- _Exercise aim_
Without the images, write out all of the following entries exactly.

- _Data listing_
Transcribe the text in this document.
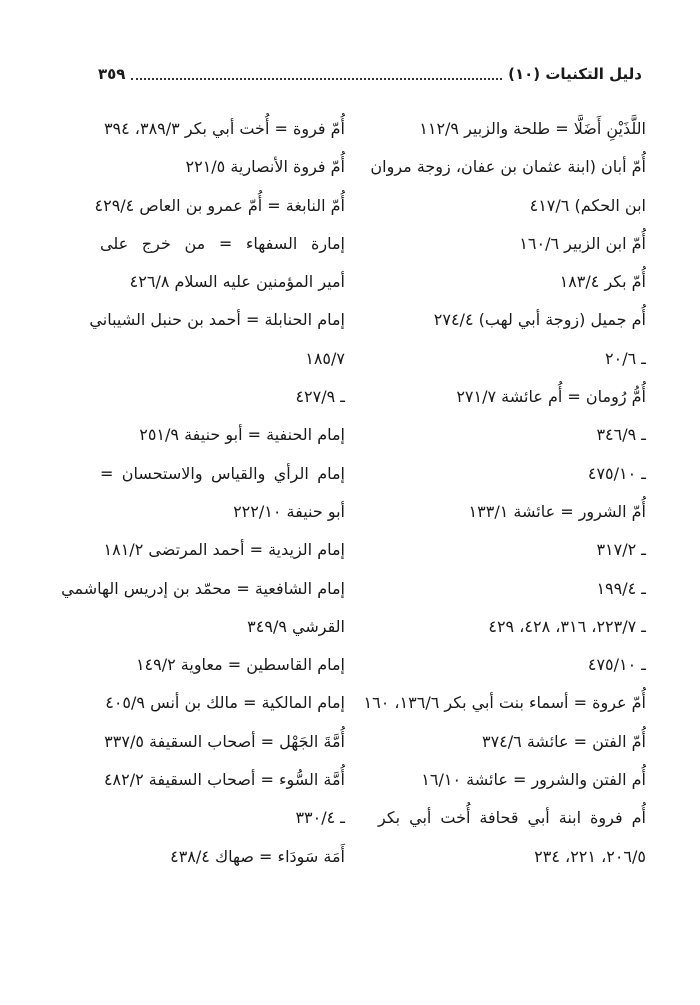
دليل التكنيات (١٠)
٣٥٩
اللَّذَيْنِ أَضَلَّا = طلحة والزبير ١١٢/٩
أُمّ أبان (ابنة عثمان بن عفان، زوجة مروان
ابن الحكم) ٤١٧/٦
أُمّ ابن الزبير ١٦٠/٦
أُمّ بكر ١٨٣/٤
أُم جميل (زوجة أبي لهب) ٢٧٤/٤
ـ ٢٠/٦
أُمُّ رُومان = أُم عائشة ٢٧١/٧
ـ ٣٤٦/٩
ـ ٤٧٥/١٠
أُمّ الشرور = عائشة ١٣٣/١
ـ ٣١٧/٢
ـ ١٩٩/٤
ـ ٢٢٣/٧، ٣١٦، ٤٢٨، ٤٢٩
ـ ٤٧٥/١٠
أُمّ عروة = أسماء بنت أبي بكر ١٣٦/٦، ١٦٠
أُمّ الفتن = عائشة ٣٧٤/٦
أُم الفتن والشرور = عائشة ١٦/١٠
أُم فروة ابنة أبي قحافة أُخت أبي بكر
٢٠٦/٥، ٢٢١، ٢٣٤
أُمّ فروة = أُخت أبي بكر ٣٨٩/٣، ٣٩٤
أُمّ فروة الأنصارية ٢٢١/٥
أُمّ النابغة = أُمّ عمرو بن العاص ٤٢٩/٤
إمارة السفهاء = من خرج على
أمير المؤمنين عليه السلام ٤٢٦/٨
إمام الحنابلة = أحمد بن حنبل الشيباني
١٨٥/٧
ـ ٤٢٧/٩
إمام الحنفية = أبو حنيفة ٢٥١/٩
إمام الرأي والقياس والاستحسان =
أبو حنيفة ٢٢٢/١٠
إمام الزيدية = أحمد المرتضى ١٨١/٢
إمام الشافعية = محمّد بن إدريس الهاشمي
القرشي ٣٤٩/٩
إمام القاسطين = معاوية ١٤٩/٢
إمام المالكية = مالك بن أنس ٤٠٥/٩
أُمَّةَ الجَهْل = أصحاب السقيفة ٣٣٧/٥
أُمَّة السُّوء = أصحاب السقيفة ٤٨٢/٢
ـ ٣٣٠/٤
أَمَة سَودَاء = صهاك ٤٣٨/٤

- _Result of the task_
Transcribe the text in this document.
دليل التكنيات (١٠)
٣٥٩
اللَّذَيْنِ أَضَلَّا = طلحة والزبير ١١٢/٩
أُمّ أبان (ابنة عثمان بن عفان، زوجة مروان
ابن الحكم) ٤١٧/٦
أُمّ ابن الزبير ١٦٠/٦
أُمّ بكر ١٨٣/٤
أُم جميل (زوجة أبي لهب) ٢٧٤/٤
ـ ٢٠/٦
أُمُّ رُومان = أُم عائشة ٢٧١/٧
ـ ٣٤٦/٩
ـ ٤٧٥/١٠
أُمّ الشرور = عائشة ١٣٣/١
ـ ٣١٧/٢
ـ ١٩٩/٤
ـ ٢٢٣/٧، ٣١٦، ٤٢٨، ٤٢٩
ـ ٤٧٥/١٠
أُمّ عروة = أسماء بنت أبي بكر ١٣٦/٦، ١٦٠
أُمّ الفتن = عائشة ٣٧٤/٦
أُم الفتن والشرور = عائشة ١٦/١٠
أُم فروة ابنة أبي قحافة أُخت أبي بكر
٢٠٦/٥، ٢٢١، ٢٣٤
أُمّ فروة = أُخت أبي بكر ٣٨٩/٣، ٣٩٤
أُمّ فروة الأنصارية ٢٢١/٥
أُمّ النابغة = أُمّ عمرو بن العاص ٤٢٩/٤
إمارة السفهاء = من خرج على
أمير المؤمنين عليه السلام ٤٢٦/٨
إمام الحنابلة = أحمد بن حنبل الشيباني
١٨٥/٧
ـ ٤٢٧/٩
إمام الحنفية = أبو حنيفة ٢٥١/٩
إمام الرأي والقياس والاستحسان =
أبو حنيفة ٢٢٢/١٠
إمام الزيدية = أحمد المرتضى ١٨١/٢
إمام الشافعية = محمّد بن إدريس الهاشمي
القرشي ٣٤٩/٩
إمام القاسطين = معاوية ١٤٩/٢
إمام المالكية = مالك بن أنس ٤٠٥/٩
أُمَّةَ الجَهْل = أصحاب السقيفة ٣٣٧/٥
أُمَّة السُّوء = أصحاب السقيفة ٤٨٢/٢
ـ ٣٣٠/٤
أَمَة سَودَاء = صهاك ٤٣٨/٤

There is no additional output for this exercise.